RECORD SET ->

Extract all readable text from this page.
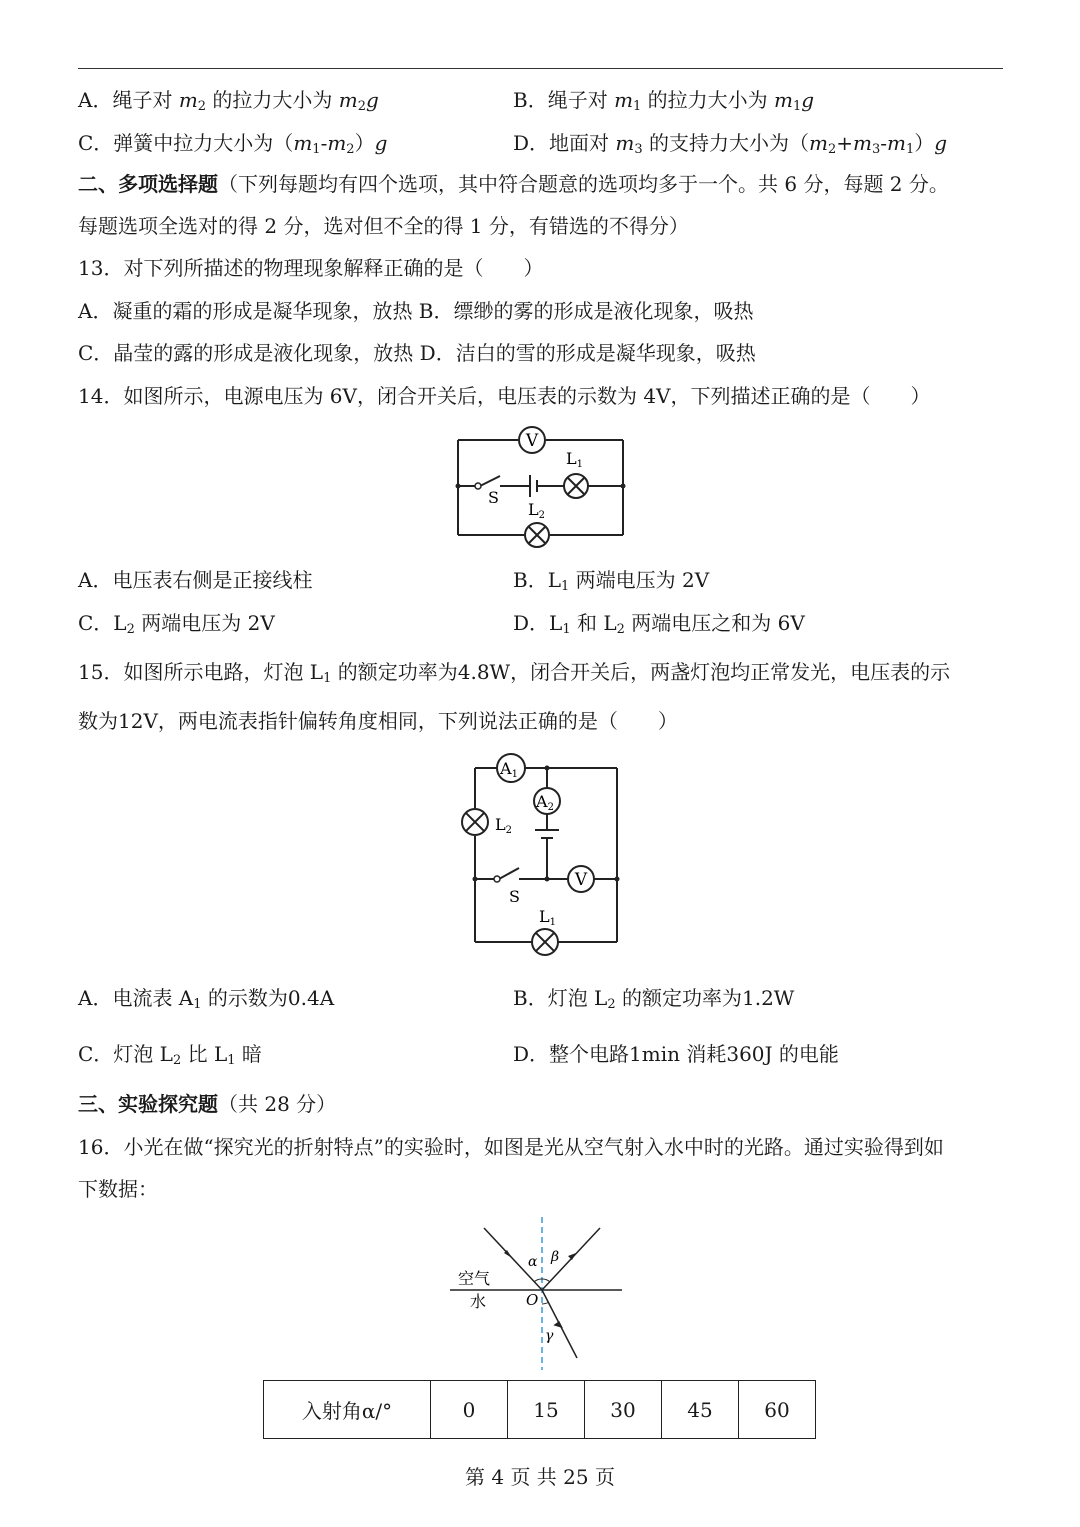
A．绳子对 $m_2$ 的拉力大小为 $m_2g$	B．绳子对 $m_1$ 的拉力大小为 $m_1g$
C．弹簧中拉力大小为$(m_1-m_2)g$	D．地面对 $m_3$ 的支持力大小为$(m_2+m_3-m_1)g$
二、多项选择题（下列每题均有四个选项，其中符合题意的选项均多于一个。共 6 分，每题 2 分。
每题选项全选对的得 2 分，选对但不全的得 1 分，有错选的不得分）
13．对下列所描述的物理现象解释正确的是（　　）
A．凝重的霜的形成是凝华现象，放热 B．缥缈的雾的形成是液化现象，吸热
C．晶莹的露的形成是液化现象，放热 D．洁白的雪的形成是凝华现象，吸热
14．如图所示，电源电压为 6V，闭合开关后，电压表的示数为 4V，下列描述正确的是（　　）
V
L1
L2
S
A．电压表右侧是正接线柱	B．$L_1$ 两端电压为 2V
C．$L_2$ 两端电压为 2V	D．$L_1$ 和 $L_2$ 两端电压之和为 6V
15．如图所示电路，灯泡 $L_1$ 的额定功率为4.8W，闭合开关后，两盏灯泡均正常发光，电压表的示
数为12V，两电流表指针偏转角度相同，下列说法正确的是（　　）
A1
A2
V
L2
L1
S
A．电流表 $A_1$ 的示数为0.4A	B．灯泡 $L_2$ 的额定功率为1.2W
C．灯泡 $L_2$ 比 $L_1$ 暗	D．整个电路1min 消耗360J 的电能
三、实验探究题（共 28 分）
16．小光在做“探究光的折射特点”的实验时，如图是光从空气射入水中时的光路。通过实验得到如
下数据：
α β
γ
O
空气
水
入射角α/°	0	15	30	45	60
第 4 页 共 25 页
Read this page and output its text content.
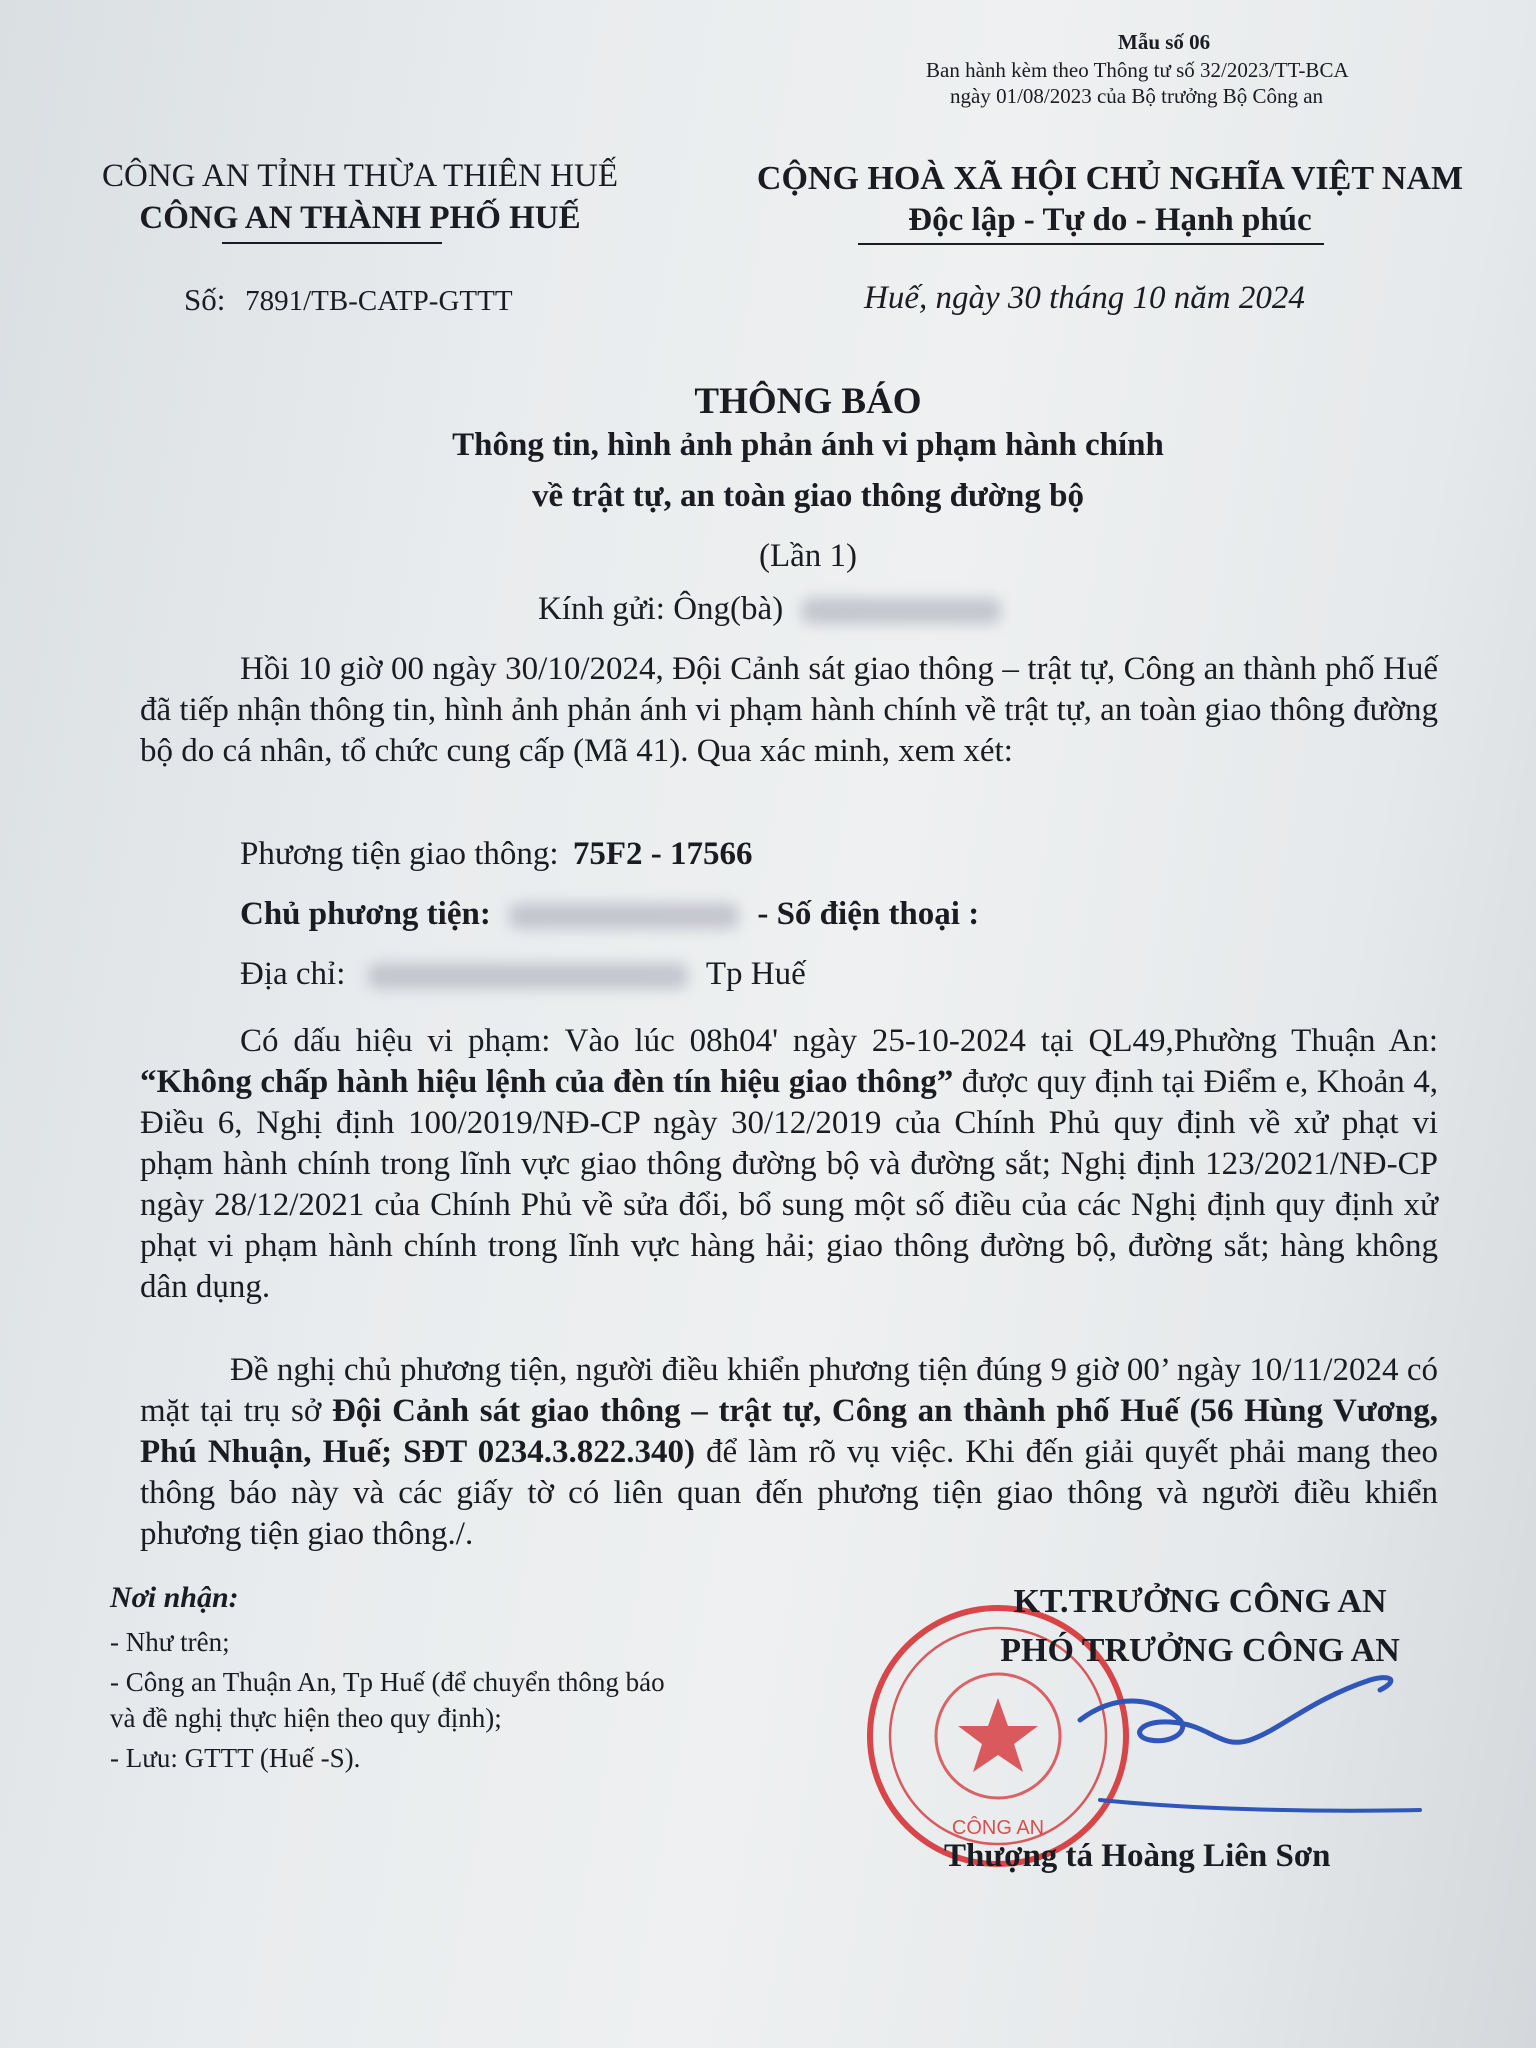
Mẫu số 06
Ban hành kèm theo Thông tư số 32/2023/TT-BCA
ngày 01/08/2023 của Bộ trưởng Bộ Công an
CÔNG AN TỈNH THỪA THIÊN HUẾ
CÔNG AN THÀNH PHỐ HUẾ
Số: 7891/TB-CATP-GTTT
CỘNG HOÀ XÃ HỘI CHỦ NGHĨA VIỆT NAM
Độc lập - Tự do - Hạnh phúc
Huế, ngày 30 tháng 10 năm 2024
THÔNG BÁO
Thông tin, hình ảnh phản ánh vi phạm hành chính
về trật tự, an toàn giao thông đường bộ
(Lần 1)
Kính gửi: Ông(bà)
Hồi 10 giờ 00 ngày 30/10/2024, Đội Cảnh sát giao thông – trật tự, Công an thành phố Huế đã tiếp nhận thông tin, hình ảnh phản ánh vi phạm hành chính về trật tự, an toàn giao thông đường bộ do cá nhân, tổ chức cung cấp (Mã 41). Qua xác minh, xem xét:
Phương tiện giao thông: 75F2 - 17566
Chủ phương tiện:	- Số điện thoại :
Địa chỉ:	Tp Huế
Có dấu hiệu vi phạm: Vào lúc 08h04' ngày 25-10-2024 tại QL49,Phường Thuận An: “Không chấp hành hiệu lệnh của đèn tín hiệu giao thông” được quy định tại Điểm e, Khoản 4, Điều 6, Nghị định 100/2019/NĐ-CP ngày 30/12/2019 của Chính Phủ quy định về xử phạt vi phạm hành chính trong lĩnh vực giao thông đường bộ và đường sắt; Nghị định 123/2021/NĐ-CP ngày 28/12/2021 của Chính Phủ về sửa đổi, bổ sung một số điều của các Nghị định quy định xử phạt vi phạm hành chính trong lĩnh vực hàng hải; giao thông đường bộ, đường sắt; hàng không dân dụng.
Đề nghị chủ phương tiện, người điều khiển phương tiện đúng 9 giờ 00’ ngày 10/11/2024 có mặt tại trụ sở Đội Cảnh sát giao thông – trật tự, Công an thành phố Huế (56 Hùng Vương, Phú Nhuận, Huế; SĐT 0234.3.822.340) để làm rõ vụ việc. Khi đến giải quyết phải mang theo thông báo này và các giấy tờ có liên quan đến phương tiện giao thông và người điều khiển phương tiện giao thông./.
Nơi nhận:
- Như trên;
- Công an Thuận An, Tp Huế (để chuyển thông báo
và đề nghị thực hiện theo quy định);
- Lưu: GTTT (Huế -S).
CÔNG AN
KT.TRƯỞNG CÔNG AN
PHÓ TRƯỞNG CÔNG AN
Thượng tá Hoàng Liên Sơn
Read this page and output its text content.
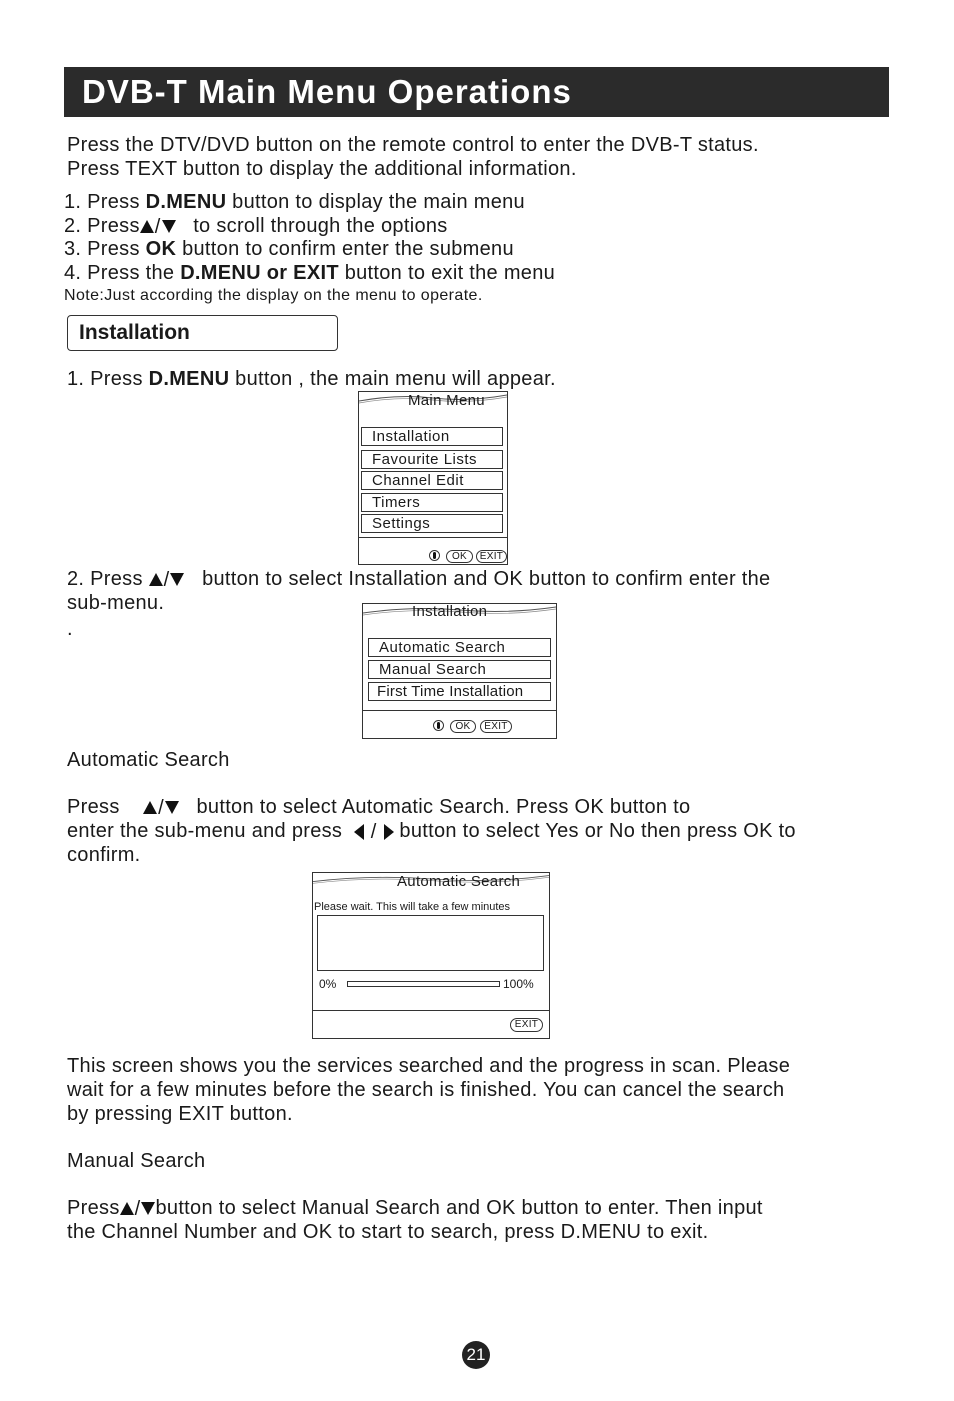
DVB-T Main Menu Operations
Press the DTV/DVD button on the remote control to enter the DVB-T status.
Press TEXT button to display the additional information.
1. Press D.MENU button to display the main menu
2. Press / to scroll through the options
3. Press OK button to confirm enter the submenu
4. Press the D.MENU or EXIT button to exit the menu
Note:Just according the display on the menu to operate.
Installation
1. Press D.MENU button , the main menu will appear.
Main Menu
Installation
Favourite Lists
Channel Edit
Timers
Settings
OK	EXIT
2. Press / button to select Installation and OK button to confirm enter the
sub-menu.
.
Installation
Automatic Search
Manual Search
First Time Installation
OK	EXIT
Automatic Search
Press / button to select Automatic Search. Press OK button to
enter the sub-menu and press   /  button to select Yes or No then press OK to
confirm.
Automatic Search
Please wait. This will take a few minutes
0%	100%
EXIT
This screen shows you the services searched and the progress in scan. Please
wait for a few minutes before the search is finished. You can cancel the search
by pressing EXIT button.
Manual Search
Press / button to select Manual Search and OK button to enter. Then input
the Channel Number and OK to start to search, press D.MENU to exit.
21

THE EXERCISE -> Gather each line from the listing above that holds "display".

FINAL ANSWER ->
Press TEXT button to display the additional information.
1. Press D.MENU button to display the main menu
Note:Just according the display on the menu to operate.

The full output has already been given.